**Text extract**:
So far, Bungie is threading a difficult needle in Destiny 2: Renegades
Bungie's approach to marrying Destiny 2 and Star Wars is far more thoughtful than I anticipated
In 2016, I decided to finally get my first tattoo. It wasn’t going to be something expensive, or flashy, or beautiful – I’d cover all of those bases with my second tattoo, which is a humungous sleeve on my left leg. No, for my first one, I wanted to get something that hit both my nostalgia from childhood and the political times I found myself in: the symbol of the Rebellion from Star Wars.
In the days that I watched it heal and bleed – around Christmas that year – all I could think was “rebellions are built on hope.”
That’s pretty embarrassing, right? Writing it now, knowing people will read that level of cringy sincerity from a 22 year old dipshit … it feels embarrassing. But I’ve often remembered the truth of that phrase over the last decade when my natural inclination was to turn toward cynicism and hopelessness.
And so no matter how many times I look at my forearm with disdain – for how basic and boring it is, for the amount of real estate it takes up on a part of my arm I could use on a better tattoo, for a majority of modern Star Wars – I think back to why I got it in the first place and it soothes me.
It gives me hope.

When I flew to Bellevue Washington earlier this month, I had two big questions for Bungie when it came to Destiny 2: Renegades – a one-of-a-kind Destiny 2 expansion that is directly inspired by Star Wars, so much so that Bungie collaborated with Lucasfilm Games to make it happen.
The first question was “is Renegades going to fix Destiny 2?” That’s a trick question, because I already knew the answer going in: “no.” But I was still hopeful when I sat down on the plane and arrived at my hotel. Because I was deeply curious (albeit mostly skeptical) about the answer to my second question: “can Bungie successfully mix Destiny with Star Wars to make Destiny 2 interesting again?”
Here, we’re going to answer that second question before we loop back around to the first.
Destiny 2: Renegades kicks off in media res, with the gang – you, Eido, Drifter, Eris, and a Warlock of the Praxic order that’ll be a new face to most Guardians, Aunor – being chased by a giant Cabal vessel. But this isn’t just any Cabal faction, it’s a new empire that’s come seemingly out of nowhere, and they’re trying to get back a data disc that Drifter stole from them before the story began.

**Input for this task**:
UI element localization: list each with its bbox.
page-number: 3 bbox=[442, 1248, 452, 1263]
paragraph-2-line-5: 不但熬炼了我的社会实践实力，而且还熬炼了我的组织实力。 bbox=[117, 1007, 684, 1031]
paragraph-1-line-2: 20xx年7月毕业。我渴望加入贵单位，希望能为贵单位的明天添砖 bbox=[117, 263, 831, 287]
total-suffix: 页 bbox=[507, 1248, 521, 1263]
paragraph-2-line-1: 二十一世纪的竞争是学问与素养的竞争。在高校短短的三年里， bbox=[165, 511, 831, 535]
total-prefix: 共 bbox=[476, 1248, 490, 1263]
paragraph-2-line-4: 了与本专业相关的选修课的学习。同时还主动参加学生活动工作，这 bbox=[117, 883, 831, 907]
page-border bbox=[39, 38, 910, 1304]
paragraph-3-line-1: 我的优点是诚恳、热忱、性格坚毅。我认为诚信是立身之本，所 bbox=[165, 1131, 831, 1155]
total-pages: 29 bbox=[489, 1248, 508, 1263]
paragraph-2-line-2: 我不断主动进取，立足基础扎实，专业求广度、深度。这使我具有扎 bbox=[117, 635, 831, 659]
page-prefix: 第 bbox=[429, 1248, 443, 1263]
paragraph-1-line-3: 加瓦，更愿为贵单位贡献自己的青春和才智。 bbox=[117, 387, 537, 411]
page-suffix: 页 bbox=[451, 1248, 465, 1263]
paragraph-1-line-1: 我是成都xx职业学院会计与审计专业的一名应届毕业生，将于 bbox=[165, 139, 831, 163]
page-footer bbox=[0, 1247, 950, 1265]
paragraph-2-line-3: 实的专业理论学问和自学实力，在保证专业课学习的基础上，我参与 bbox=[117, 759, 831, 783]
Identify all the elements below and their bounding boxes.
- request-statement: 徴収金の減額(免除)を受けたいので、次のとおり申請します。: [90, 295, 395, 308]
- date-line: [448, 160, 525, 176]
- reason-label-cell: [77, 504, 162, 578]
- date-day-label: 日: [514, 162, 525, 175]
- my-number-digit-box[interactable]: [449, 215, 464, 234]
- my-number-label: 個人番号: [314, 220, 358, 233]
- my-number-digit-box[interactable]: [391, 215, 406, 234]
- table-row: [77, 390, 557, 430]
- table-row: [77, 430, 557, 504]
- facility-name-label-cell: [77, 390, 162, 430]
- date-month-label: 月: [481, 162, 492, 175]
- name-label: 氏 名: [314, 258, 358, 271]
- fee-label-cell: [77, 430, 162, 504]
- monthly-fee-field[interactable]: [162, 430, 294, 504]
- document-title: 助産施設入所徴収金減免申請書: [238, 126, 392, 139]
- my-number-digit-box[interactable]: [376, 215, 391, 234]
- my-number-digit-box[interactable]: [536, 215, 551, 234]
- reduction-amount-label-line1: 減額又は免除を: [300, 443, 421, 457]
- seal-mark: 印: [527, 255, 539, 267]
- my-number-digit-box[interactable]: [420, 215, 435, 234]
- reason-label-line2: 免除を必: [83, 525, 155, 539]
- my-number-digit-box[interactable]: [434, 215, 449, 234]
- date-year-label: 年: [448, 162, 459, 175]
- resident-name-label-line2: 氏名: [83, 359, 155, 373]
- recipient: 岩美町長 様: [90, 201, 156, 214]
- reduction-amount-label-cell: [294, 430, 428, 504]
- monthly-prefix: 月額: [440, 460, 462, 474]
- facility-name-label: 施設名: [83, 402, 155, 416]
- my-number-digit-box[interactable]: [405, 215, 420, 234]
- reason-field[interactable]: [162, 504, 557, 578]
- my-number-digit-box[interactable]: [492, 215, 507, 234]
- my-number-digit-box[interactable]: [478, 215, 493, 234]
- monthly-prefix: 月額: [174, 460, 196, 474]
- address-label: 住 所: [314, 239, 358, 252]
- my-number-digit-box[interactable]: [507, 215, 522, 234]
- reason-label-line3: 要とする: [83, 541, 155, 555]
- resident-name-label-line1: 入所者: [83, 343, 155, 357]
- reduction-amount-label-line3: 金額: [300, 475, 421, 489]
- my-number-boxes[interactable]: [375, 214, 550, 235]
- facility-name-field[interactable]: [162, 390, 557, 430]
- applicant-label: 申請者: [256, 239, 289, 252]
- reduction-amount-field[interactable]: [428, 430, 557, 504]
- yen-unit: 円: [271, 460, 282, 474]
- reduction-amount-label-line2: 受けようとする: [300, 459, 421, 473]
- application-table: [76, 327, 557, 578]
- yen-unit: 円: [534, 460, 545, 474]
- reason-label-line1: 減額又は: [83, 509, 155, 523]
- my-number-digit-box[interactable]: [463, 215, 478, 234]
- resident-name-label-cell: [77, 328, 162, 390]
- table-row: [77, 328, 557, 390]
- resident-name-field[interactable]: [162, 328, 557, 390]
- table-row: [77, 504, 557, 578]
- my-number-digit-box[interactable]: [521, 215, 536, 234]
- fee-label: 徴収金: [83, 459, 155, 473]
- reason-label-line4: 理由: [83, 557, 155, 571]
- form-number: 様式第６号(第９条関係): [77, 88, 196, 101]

* * *

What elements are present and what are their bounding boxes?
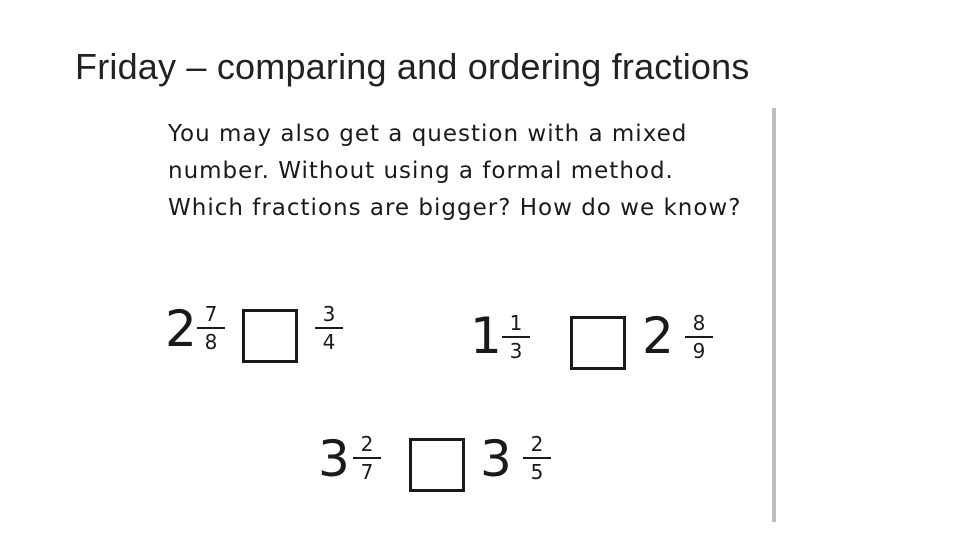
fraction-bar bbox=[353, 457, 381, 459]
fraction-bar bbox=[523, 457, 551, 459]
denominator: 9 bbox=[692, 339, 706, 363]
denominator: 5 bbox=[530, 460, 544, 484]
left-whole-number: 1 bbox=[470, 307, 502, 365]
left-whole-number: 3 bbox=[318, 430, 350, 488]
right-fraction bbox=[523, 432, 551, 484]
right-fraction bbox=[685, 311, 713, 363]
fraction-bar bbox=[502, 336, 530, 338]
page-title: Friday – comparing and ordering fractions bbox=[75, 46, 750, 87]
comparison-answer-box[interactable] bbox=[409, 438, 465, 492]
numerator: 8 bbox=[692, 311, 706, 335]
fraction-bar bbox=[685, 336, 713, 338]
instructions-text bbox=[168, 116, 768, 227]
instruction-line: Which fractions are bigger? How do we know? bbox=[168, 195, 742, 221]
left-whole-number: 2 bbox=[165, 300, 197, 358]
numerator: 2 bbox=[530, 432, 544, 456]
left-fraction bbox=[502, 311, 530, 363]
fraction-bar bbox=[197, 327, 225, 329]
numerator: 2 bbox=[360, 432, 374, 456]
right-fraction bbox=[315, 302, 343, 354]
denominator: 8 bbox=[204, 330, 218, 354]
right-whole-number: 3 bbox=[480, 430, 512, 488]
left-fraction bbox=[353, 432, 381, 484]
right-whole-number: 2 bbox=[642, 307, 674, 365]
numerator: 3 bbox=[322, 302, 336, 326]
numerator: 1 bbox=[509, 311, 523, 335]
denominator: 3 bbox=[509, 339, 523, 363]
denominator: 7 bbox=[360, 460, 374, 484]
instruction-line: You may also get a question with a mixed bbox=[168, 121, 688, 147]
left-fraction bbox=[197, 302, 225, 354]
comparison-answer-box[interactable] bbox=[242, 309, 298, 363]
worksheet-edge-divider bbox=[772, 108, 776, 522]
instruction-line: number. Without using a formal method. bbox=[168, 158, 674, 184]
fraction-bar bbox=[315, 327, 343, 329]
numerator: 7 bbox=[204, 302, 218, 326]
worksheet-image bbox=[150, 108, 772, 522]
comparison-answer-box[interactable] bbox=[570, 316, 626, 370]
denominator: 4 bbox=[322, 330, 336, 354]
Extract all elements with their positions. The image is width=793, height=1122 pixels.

...

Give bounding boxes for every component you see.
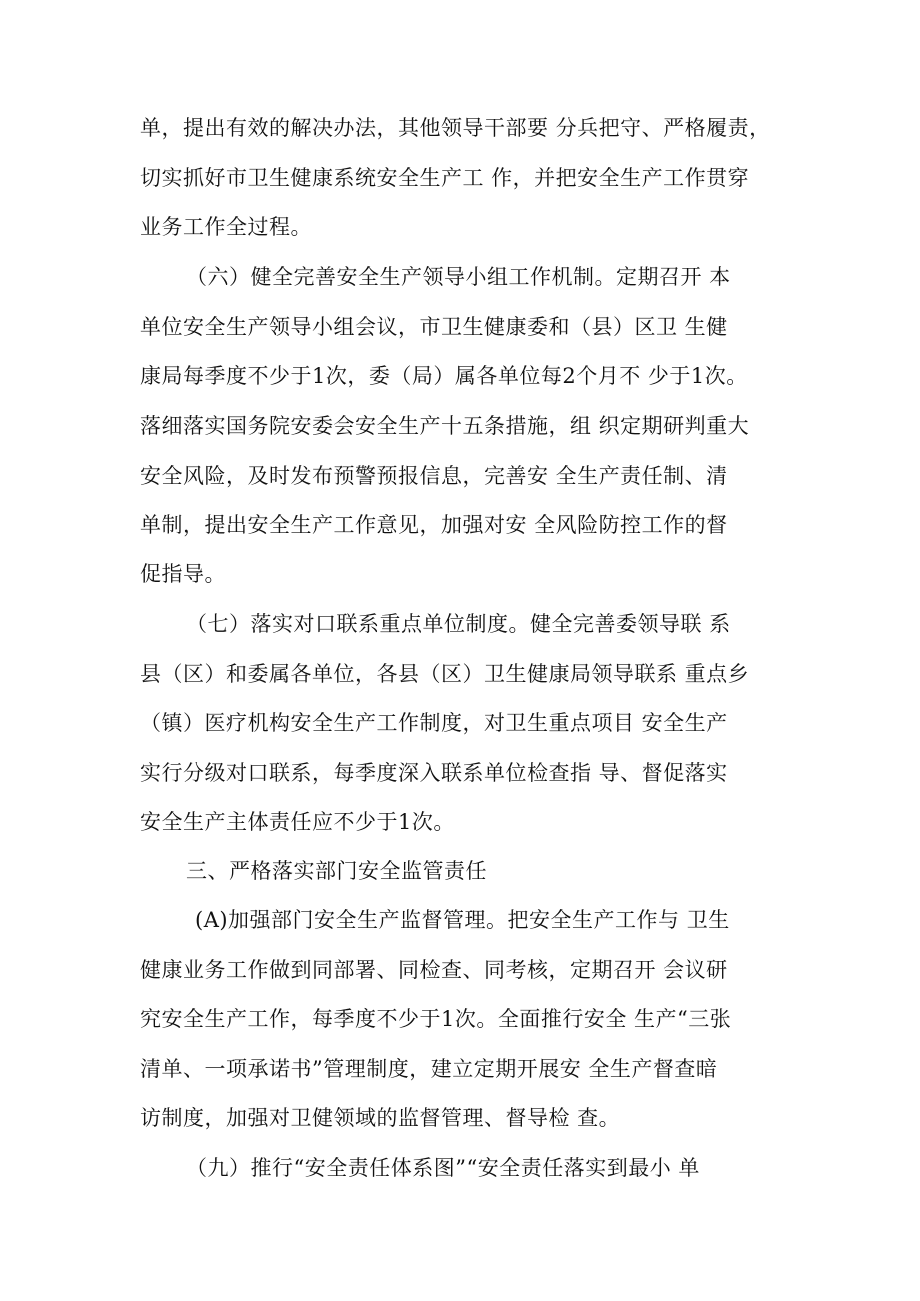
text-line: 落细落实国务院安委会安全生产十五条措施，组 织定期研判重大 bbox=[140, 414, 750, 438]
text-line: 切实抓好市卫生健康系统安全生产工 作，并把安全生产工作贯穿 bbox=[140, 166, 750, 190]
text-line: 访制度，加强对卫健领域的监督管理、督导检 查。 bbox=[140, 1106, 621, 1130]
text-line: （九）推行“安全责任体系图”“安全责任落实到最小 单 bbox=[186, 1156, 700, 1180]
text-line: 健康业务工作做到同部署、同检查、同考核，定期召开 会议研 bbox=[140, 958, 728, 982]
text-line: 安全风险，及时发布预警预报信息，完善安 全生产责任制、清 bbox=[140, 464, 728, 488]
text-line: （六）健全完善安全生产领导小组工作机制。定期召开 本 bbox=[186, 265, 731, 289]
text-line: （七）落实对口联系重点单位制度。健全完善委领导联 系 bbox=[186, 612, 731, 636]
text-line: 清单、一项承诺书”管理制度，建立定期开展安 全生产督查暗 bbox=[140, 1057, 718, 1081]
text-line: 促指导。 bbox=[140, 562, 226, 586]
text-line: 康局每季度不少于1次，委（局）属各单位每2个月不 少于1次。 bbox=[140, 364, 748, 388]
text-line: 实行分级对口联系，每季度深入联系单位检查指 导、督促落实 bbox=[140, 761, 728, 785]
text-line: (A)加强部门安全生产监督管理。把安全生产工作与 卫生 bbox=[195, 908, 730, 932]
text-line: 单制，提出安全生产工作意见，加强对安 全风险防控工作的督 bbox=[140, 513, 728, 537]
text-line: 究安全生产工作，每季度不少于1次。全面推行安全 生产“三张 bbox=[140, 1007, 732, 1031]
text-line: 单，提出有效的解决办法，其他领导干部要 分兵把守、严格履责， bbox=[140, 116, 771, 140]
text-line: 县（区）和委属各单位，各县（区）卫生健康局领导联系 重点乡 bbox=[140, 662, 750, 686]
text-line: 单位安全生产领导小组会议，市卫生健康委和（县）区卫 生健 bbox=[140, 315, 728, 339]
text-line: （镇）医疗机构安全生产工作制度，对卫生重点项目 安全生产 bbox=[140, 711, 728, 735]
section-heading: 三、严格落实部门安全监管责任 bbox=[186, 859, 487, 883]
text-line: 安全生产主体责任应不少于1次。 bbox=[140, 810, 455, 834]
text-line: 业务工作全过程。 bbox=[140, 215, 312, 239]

**Instructions**:
[1] Present the entries from the line with "UI element localization: list" to the line with "295, 395, 308]", both included, as a numbered list, leaving out any blank lines.
[2] Carry the Destiny 2: Renegades article forward from the point where it stops.
The entries have no connection to the Destiny 2: Renegades article.

**Written answers**:
[1]
1. UI element localization: list each with its bbox.
2. page-number: 3 bbox=[442, 1248, 452, 1263]
3. paragraph-2-line-5: 不但熬炼了我的社会实践实力，而且还熬炼了我的组织实力。 bbox=[117, 1007, 684, 1031]
4. paragraph-1-line-2: 20xx年7月毕业。我渴望加入贵单位，希望能为贵单位的明天添砖 bbox=[117, 263, 831, 287]
5. total-suffix: 页 bbox=[507, 1248, 521, 1263]
6. paragraph-2-line-1: 二十一世纪的竞争是学问与素养的竞争。在高校短短的三年里， bbox=[165, 511, 831, 535]
7. total-prefix: 共 bbox=[476, 1248, 490, 1263]
8. paragraph-2-line-4: 了与本专业相关的选修课的学习。同时还主动参加学生活动工作，这 bbox=[117, 883, 831, 907]
9. page-border bbox=[39, 38, 910, 1304]
10. paragraph-3-line-1: 我的优点是诚恳、热忱、性格坚毅。我认为诚信是立身之本，所 bbox=[165, 1131, 831, 1155]
11. total-pages: 29 bbox=[489, 1248, 508, 1263]
12. paragraph-2-line-2: 我不断主动进取，立足基础扎实，专业求广度、深度。这使我具有扎 bbox=[117, 635, 831, 659]
13. page-prefix: 第 bbox=[429, 1248, 443, 1263]
14. paragraph-1-line-3: 加瓦，更愿为贵单位贡献自己的青春和才智。 bbox=[117, 387, 537, 411]
15. page-suffix: 页 bbox=[451, 1248, 465, 1263]
16. paragraph-1-line-1: 我是成都xx职业学院会计与审计专业的一名应届毕业生，将于 bbox=[165, 139, 831, 163]
17. page-footer bbox=[0, 1247, 950, 1265]
18. paragraph-2-line-3: 实的专业理论学问和自学实力，在保证专业课学习的基础上，我参与 bbox=[117, 759, 831, 783]
19. Identify all the elements below and their bounding boxes.
20. - request-statement: 徴収金の減額(免除)を受けたいので、次のとおり申請します。: [90, 295, 395, 308]

[2]
If that sounds at least vaguely familiar, congratulations, you remember the first 15 minutes of the 1977 classic: Star Wars.
The clear homages continue with a smokey blaster shootout during a breach sequence, which leads to sneaking onto the ship to face down a bunch of Cabal in white armor standing on reflective black tile. You then accidentally get navigated into the trash compactor before rescuing Drifter who has been frozen in a Stasis block. And the whole thing ends with a battle in the hanger with two Cabal AT-ST-ass walkers and a lightsaber fight cutscene between Aunor and the definitely-not-Kylo-Ren baddie, Dredgen Bael.
That probably sounds derivative and a little trite. But to my genuine shock, it really worked for me.

See, Renegades pulls from Star Wars a lot in the slice of the campaign I played, as well as the Lawless Frontier activity and the new social hub. But it’s not on the nose the way other Star Wars references have been in Destiny’s past, because it doesn’t have to be: Bungie has the Star Wars license for this expansion. So when a blaster goes off, it sounds like a blaster. Not a cute Bungie twist on a blaster, an actual Star Wars blaster.
That idea carries forward to the rest of the visuals and effects. The Praxic Blade may not be called a lightsaber in-game, but it sure as hell sounds, looks, acts, and plays like one. I know they call one of the maps Venus, but the sinking ship in the middle of it sure makes it feel like Dagoba.
Going in, I was beyond skeptical that this blend would work. I thought it would be forced and cheap, and I thought that it would ruin two things I love by smashing them together, like Airheads on pizza. And I had good reason to feel that way given previous branding team-ups in Destiny 2. I’ll be no fun and tell you that I hated the Witcher 3 tub sitting in Mara’s chamber a few seasons back, or the silver and iron swords resting against them. I throw up a little whenever I see someone dressed in full Stormtropper Titan armor, OK? (I do like being able to play as a Titan with a cape when using the Darth Vader set, so thanks for that one, Bungie). The Fortniteification of Destiny makes the world feel small. And it makes the game feel like an advertisement for something else entirely.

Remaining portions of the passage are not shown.